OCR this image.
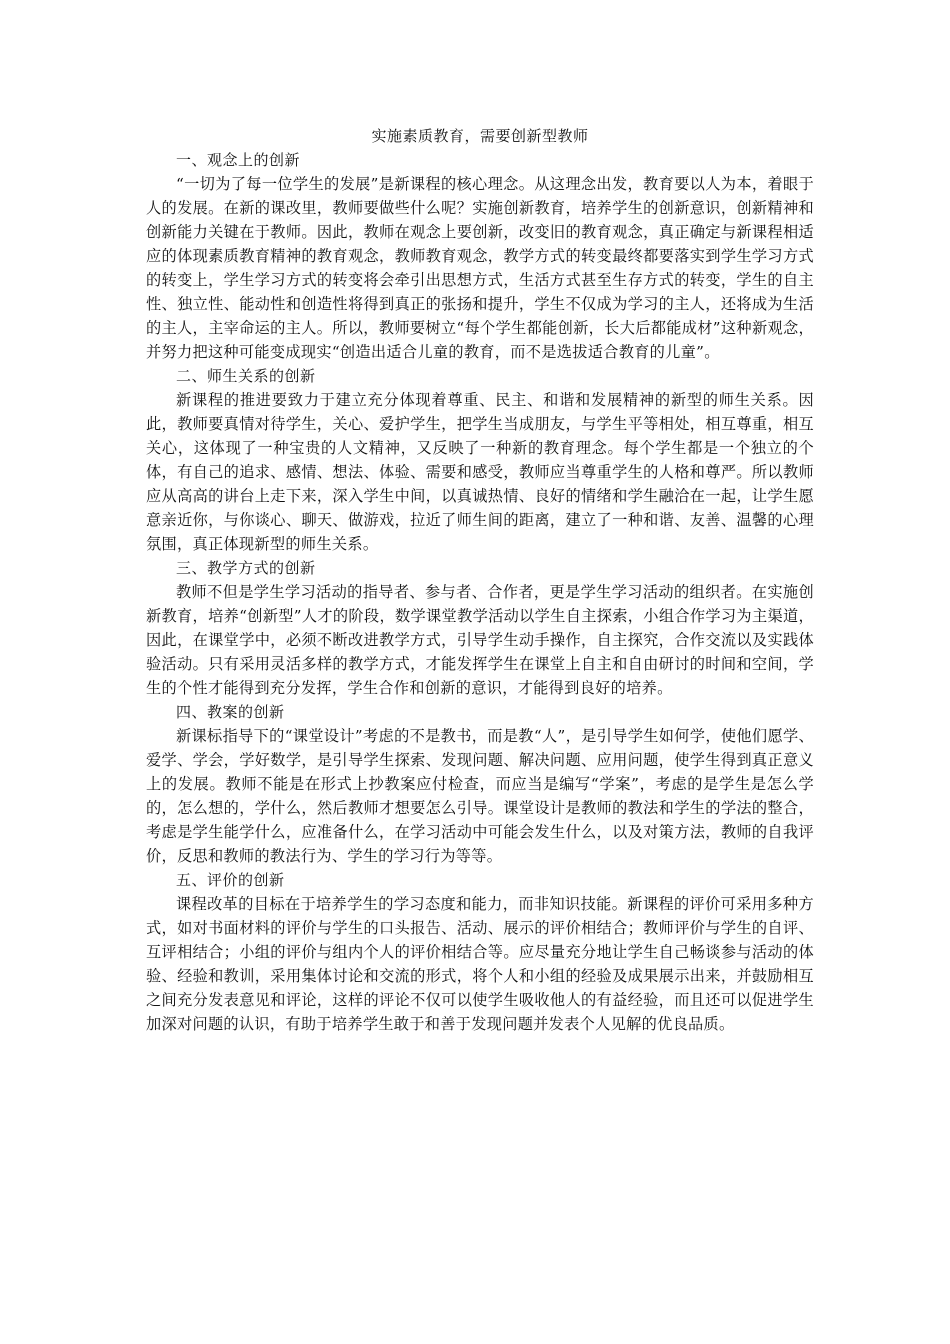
实施素质教育，需要创新型教师
一、观念上的创新

“一切为了每一位学生的发展”是新课程的核心理念。从这理念出发，教育要以人为本，着眼于人的发展。在新的课改里，教师要做些什么呢？实施创新教育，培养学生的创新意识，创新精神和创新能力关键在于教师。因此，教师在观念上要创新，改变旧的教育观念，真正确定与新课程相适应的体现素质教育精神的教育观念，教师教育观念，教学方式的转变最终都要落实到学生学习方式的转变上，学生学习方式的转变将会牵引出思想方式，生活方式甚至生存方式的转变，学生的自主性、独立性、能动性和创造性将得到真正的张扬和提升，学生不仅成为学习的主人，还将成为生活的主人，主宰命运的主人。所以，教师要树立“每个学生都能创新，长大后都能成材”这种新观念，并努力把这种可能变成现实“创造出适合儿童的教育，而不是选拔适合教育的儿童”。

二、师生关系的创新

新课程的推进要致力于建立充分体现着尊重、民主、和谐和发展精神的新型的师生关系。因此，教师要真情对待学生，关心、爱护学生，把学生当成朋友，与学生平等相处，相互尊重，相互关心，这体现了一种宝贵的人文精神，又反映了一种新的教育理念。每个学生都是一个独立的个体，有自己的追求、感情、想法、体验、需要和感受，教师应当尊重学生的人格和尊严。所以教师应从高高的讲台上走下来，深入学生中间，以真诚热情、良好的情绪和学生融洽在一起，让学生愿意亲近你，与你谈心、聊天、做游戏，拉近了师生间的距离，建立了一种和谐、友善、温馨的心理氛围，真正体现新型的师生关系。

三、教学方式的创新

教师不但是学生学习活动的指导者、参与者、合作者，更是学生学习活动的组织者。在实施创新教育，培养“创新型”人才的阶段，数学课堂教学活动以学生自主探索，小组合作学习为主渠道，因此，在课堂学中，必须不断改进教学方式，引导学生动手操作，自主探究，合作交流以及实践体验活动。只有采用灵活多样的教学方式，才能发挥学生在课堂上自主和自由研讨的时间和空间，学生的个性才能得到充分发挥，学生合作和创新的意识，才能得到良好的培养。

四、教案的创新

新课标指导下的“课堂设计”考虑的不是教书，而是教“人”，是引导学生如何学，使他们愿学、爱学、学会，学好数学，是引导学生探索、发现问题、解决问题、应用问题，使学生得到真正意义上的发展。教师不能是在形式上抄教案应付检查，而应当是编写“学案”，考虑的是学生是怎么学的，怎么想的，学什么，然后教师才想要怎么引导。课堂设计是教师的教法和学生的学法的整合，考虑是学生能学什么，应准备什么，在学习活动中可能会发生什么，以及对策方法，教师的自我评价，反思和教师的教法行为、学生的学习行为等等。

五、评价的创新

课程改革的目标在于培养学生的学习态度和能力，而非知识技能。新课程的评价可采用多种方式，如对书面材料的评价与学生的口头报告、活动、展示的评价相结合；教师评价与学生的自评、互评相结合；小组的评价与组内个人的评价相结合等。应尽量充分地让学生自己畅谈参与活动的体验、经验和教训，采用集体讨论和交流的形式，将个人和小组的经验及成果展示出来，并鼓励相互之间充分发表意见和评论，这样的评论不仅可以使学生吸收他人的有益经验，而且还可以促进学生加深对问题的认识，有助于培养学生敢于和善于发现问题并发表个人见解的优良品质。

-=-=-

**Goal**
Do not copy the pictures, but repeat every line exactly.

**Right answer**
OCR this image.
实施素质教育，需要创新型教师
一、观念上的创新

“一切为了每一位学生的发展”是新课程的核心理念。从这理念出发，教育要以人为本，着眼于人的发展。在新的课改里，教师要做些什么呢？实施创新教育，培养学生的创新意识，创新精神和创新能力关键在于教师。因此，教师在观念上要创新，改变旧的教育观念，真正确定与新课程相适应的体现素质教育精神的教育观念，教师教育观念，教学方式的转变最终都要落实到学生学习方式的转变上，学生学习方式的转变将会牵引出思想方式，生活方式甚至生存方式的转变，学生的自主性、独立性、能动性和创造性将得到真正的张扬和提升，学生不仅成为学习的主人，还将成为生活的主人，主宰命运的主人。所以，教师要树立“每个学生都能创新，长大后都能成材”这种新观念，并努力把这种可能变成现实“创造出适合儿童的教育，而不是选拔适合教育的儿童”。

二、师生关系的创新

新课程的推进要致力于建立充分体现着尊重、民主、和谐和发展精神的新型的师生关系。因此，教师要真情对待学生，关心、爱护学生，把学生当成朋友，与学生平等相处，相互尊重，相互关心，这体现了一种宝贵的人文精神，又反映了一种新的教育理念。每个学生都是一个独立的个体，有自己的追求、感情、想法、体验、需要和感受，教师应当尊重学生的人格和尊严。所以教师应从高高的讲台上走下来，深入学生中间，以真诚热情、良好的情绪和学生融洽在一起，让学生愿意亲近你，与你谈心、聊天、做游戏，拉近了师生间的距离，建立了一种和谐、友善、温馨的心理氛围，真正体现新型的师生关系。

三、教学方式的创新

教师不但是学生学习活动的指导者、参与者、合作者，更是学生学习活动的组织者。在实施创新教育，培养“创新型”人才的阶段，数学课堂教学活动以学生自主探索，小组合作学习为主渠道，因此，在课堂学中，必须不断改进教学方式，引导学生动手操作，自主探究，合作交流以及实践体验活动。只有采用灵活多样的教学方式，才能发挥学生在课堂上自主和自由研讨的时间和空间，学生的个性才能得到充分发挥，学生合作和创新的意识，才能得到良好的培养。

四、教案的创新

新课标指导下的“课堂设计”考虑的不是教书，而是教“人”，是引导学生如何学，使他们愿学、爱学、学会，学好数学，是引导学生探索、发现问题、解决问题、应用问题，使学生得到真正意义上的发展。教师不能是在形式上抄教案应付检查，而应当是编写“学案”，考虑的是学生是怎么学的，怎么想的，学什么，然后教师才想要怎么引导。课堂设计是教师的教法和学生的学法的整合，考虑是学生能学什么，应准备什么，在学习活动中可能会发生什么，以及对策方法，教师的自我评价，反思和教师的教法行为、学生的学习行为等等。

五、评价的创新

课程改革的目标在于培养学生的学习态度和能力，而非知识技能。新课程的评价可采用多种方式，如对书面材料的评价与学生的口头报告、活动、展示的评价相结合；教师评价与学生的自评、互评相结合；小组的评价与组内个人的评价相结合等。应尽量充分地让学生自己畅谈参与活动的体验、经验和教训，采用集体讨论和交流的形式，将个人和小组的经验及成果展示出来，并鼓励相互之间充分发表意见和评论，这样的评论不仅可以使学生吸收他人的有益经验，而且还可以促进学生加深对问题的认识，有助于培养学生敢于和善于发现问题并发表个人见解的优良品质。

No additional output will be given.